╭─ Available data
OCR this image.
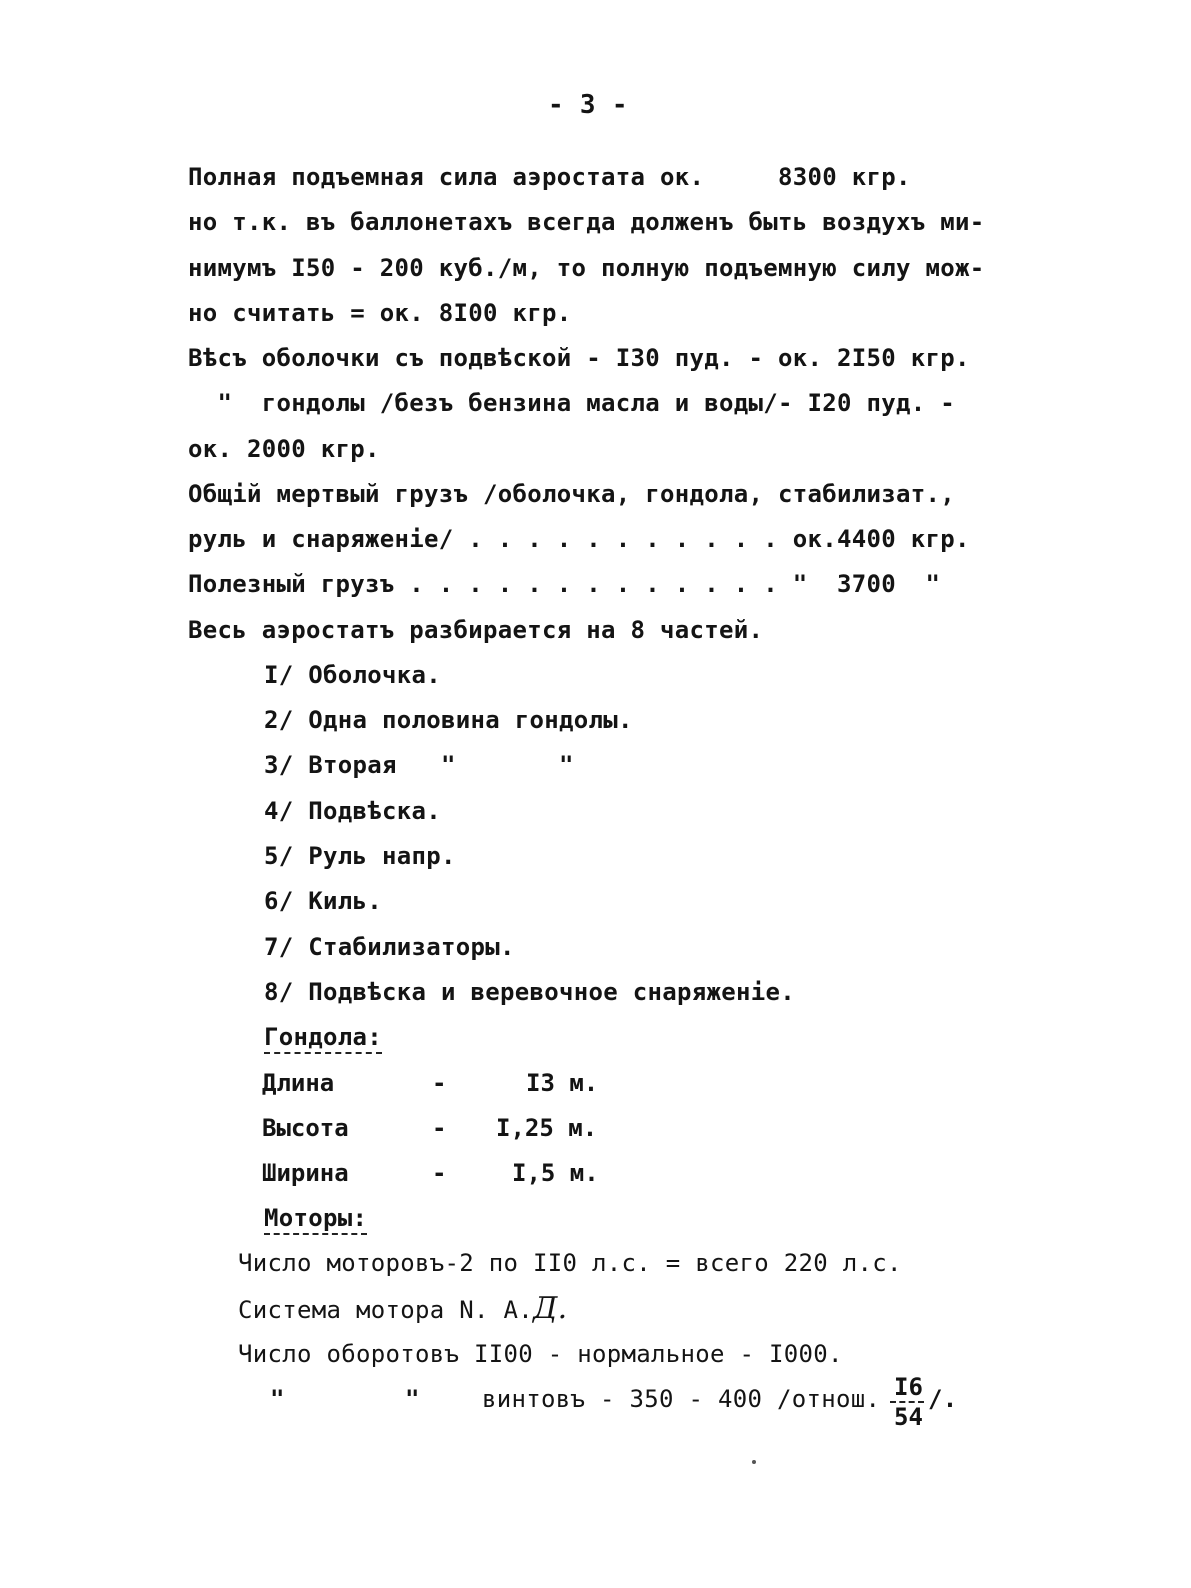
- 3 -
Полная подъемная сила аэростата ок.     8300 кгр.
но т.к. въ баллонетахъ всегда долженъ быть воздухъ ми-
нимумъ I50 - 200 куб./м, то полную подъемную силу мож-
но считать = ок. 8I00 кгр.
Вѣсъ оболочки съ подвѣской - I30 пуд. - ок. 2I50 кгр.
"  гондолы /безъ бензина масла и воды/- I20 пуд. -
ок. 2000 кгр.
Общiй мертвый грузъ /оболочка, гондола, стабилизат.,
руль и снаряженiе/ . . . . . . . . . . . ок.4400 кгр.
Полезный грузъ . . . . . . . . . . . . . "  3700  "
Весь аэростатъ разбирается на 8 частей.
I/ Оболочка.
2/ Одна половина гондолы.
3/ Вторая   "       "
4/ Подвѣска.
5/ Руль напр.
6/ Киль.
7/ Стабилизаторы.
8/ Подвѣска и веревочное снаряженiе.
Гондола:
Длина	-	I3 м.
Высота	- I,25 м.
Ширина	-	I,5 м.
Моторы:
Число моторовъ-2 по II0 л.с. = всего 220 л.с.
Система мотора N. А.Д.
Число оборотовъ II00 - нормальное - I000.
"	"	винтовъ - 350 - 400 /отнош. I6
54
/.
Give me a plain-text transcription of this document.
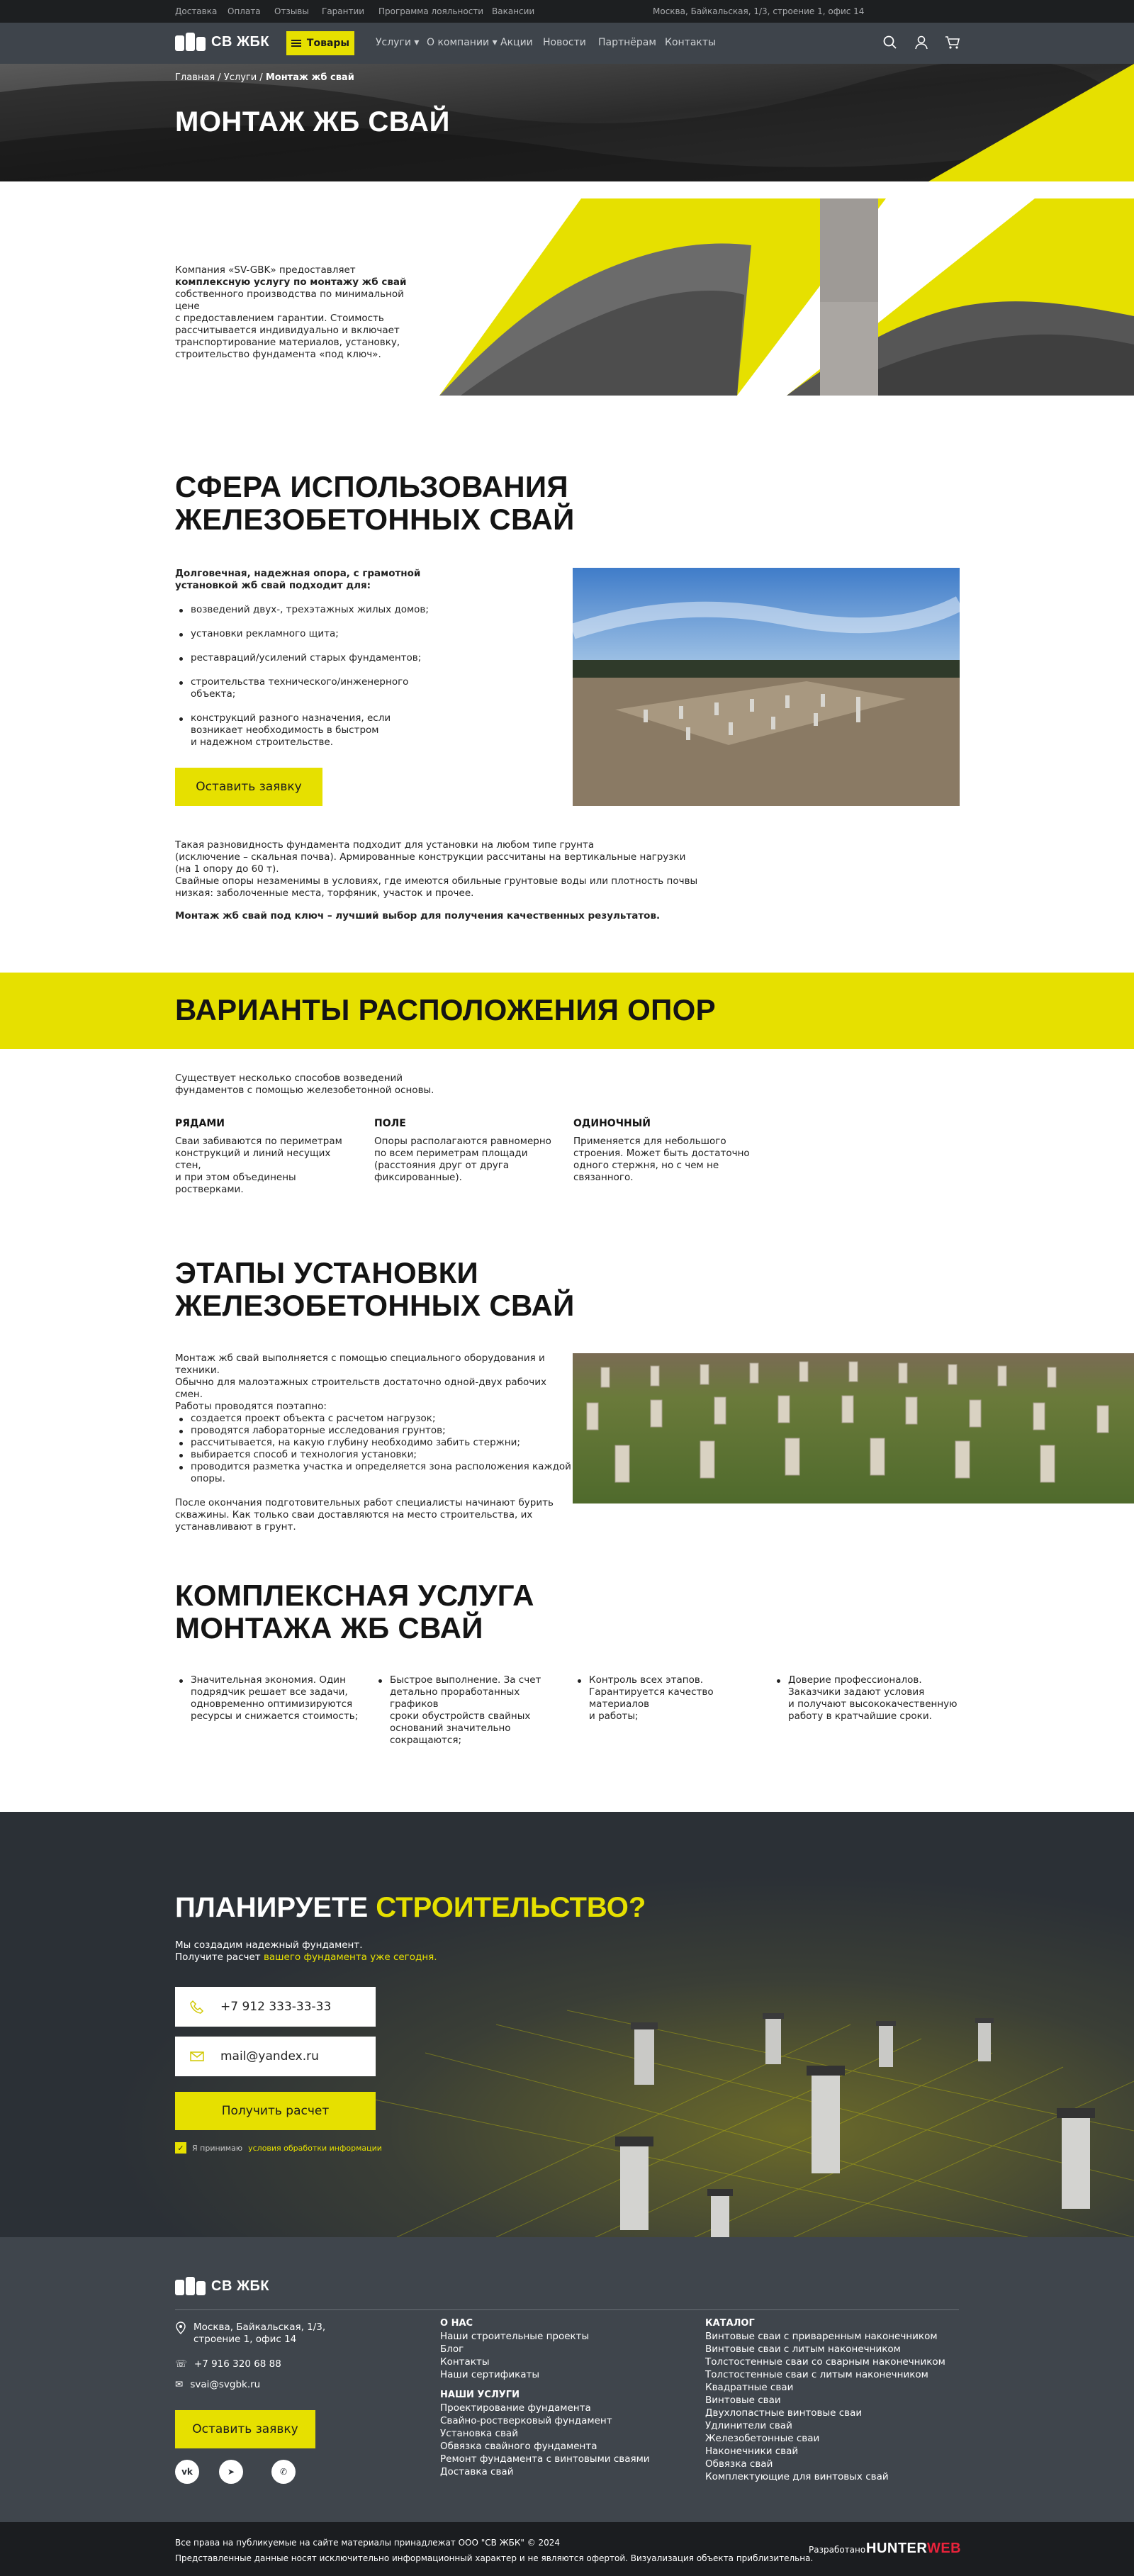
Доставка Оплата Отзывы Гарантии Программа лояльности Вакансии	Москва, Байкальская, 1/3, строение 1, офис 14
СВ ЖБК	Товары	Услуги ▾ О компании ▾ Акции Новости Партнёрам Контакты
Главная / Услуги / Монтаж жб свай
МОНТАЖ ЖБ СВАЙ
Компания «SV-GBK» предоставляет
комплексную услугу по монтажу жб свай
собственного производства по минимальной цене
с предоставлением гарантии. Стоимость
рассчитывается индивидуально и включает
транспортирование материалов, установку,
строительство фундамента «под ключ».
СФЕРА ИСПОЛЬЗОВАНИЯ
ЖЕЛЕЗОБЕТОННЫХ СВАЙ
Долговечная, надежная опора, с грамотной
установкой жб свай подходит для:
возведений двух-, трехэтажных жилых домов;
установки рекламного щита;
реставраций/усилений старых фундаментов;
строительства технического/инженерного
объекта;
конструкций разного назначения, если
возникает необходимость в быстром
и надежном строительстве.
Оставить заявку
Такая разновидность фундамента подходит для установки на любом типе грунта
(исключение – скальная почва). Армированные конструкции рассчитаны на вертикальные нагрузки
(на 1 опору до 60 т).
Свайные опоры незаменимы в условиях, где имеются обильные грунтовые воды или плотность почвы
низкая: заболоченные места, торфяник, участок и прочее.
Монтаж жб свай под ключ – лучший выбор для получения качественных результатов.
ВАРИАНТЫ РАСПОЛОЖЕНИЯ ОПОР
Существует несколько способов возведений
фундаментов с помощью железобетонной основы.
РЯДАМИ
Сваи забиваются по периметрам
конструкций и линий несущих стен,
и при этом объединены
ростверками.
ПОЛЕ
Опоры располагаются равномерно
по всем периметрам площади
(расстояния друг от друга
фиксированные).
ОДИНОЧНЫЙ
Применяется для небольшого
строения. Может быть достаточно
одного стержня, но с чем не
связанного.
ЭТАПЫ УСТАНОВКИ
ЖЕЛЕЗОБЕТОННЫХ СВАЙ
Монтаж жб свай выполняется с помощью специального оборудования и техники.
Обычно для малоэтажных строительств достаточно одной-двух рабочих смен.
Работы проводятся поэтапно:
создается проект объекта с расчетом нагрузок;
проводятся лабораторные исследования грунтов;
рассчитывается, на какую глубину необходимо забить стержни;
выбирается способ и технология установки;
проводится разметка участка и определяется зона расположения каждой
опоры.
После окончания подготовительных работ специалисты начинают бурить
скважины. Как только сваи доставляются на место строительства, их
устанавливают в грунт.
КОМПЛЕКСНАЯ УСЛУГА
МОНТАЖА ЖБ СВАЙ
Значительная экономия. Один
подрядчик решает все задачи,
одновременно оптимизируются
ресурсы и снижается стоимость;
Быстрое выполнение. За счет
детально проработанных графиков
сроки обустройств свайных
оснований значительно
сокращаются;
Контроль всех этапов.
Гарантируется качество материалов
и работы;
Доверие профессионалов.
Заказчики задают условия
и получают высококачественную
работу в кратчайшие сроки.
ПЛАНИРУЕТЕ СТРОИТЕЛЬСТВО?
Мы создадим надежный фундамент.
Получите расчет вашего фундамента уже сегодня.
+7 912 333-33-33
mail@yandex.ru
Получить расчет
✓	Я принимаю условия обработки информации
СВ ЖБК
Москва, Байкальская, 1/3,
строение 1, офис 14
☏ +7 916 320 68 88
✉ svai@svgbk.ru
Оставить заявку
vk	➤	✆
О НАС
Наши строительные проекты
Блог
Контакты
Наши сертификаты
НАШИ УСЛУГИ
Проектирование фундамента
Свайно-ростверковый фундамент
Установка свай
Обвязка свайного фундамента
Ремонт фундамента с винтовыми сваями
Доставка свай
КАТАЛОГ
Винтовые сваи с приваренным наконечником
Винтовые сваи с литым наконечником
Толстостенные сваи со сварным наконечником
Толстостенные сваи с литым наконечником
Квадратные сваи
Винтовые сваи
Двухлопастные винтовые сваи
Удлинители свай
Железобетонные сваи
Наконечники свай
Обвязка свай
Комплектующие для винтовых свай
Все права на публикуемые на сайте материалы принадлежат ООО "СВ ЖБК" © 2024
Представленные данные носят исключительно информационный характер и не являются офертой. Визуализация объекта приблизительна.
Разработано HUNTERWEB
╰─
=== Exercise aim ===
Identify each line containing the string "Число" and copy it out.

=== Written solution ===
Число моторовъ-2 по II0 л.с. = всего 220 л.с.
Число оборотовъ II00 - нормальное - I000.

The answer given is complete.